◆ Task to complete: Copy out every line that contains the word "Onur".

## begin

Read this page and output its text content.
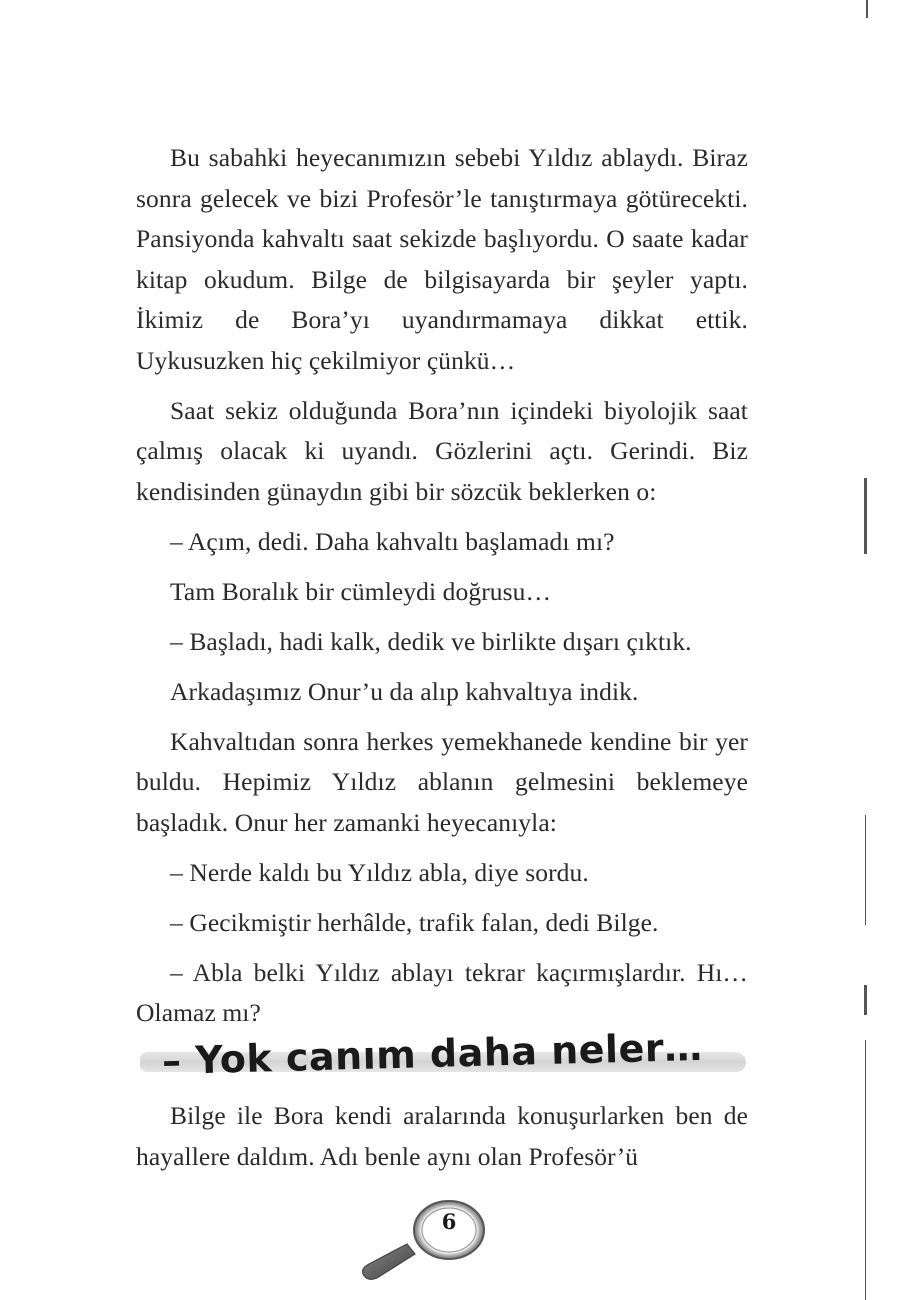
Bu sabahki heyecanımızın sebebi Yıldız ablaydı. Biraz sonra gelecek ve bizi Profesör’le tanıştırmaya götürecekti. Pansiyonda kahvaltı saat sekizde başlıyordu. O saate kadar kitap okudum. Bilge de bilgisayarda bir şeyler yaptı. İkimiz de Bora’yı uyandırmamaya dikkat ettik. Uykusuzken hiç çekilmiyor çünkü…

Saat sekiz olduğunda Bora’nın içindeki biyolojik saat çalmış olacak ki uyandı. Gözlerini açtı. Gerindi. Biz kendisinden günaydın gibi bir sözcük beklerken o:

– Açım, dedi. Daha kahvaltı başlamadı mı?

Tam Boralık bir cümleydi doğrusu…

– Başladı, hadi kalk, dedik ve birlikte dışarı çıktık.

Arkadaşımız Onur’u da alıp kahvaltıya indik.

Kahvaltıdan sonra herkes yemekhanede kendine bir yer buldu. Hepimiz Yıldız ablanın gelmesini beklemeye başladık. Onur her zamanki heyecanıyla:

– Nerde kaldı bu Yıldız abla, diye sordu.

– Gecikmiştir herhâlde, trafik falan, dedi Bilge.

– Abla belki Yıldız ablayı tekrar kaçırmışlardır. Hı… Olamaz mı?

– Yok canım daha neler…

Bilge ile Bora kendi aralarında konuşurlarken ben de hayallere daldım. Adı benle aynı olan Profesör’ü

6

## end

◆ Expected answer:
Arkadaşımız Onur’u da alıp kahvaltıya indik.
Kahvaltıdan sonra herkes yemekhanede kendine bir yer buldu. Hepimiz Yıldız ablanın gelmesini beklemeye başladık. Onur her zamanki heyecanıyla:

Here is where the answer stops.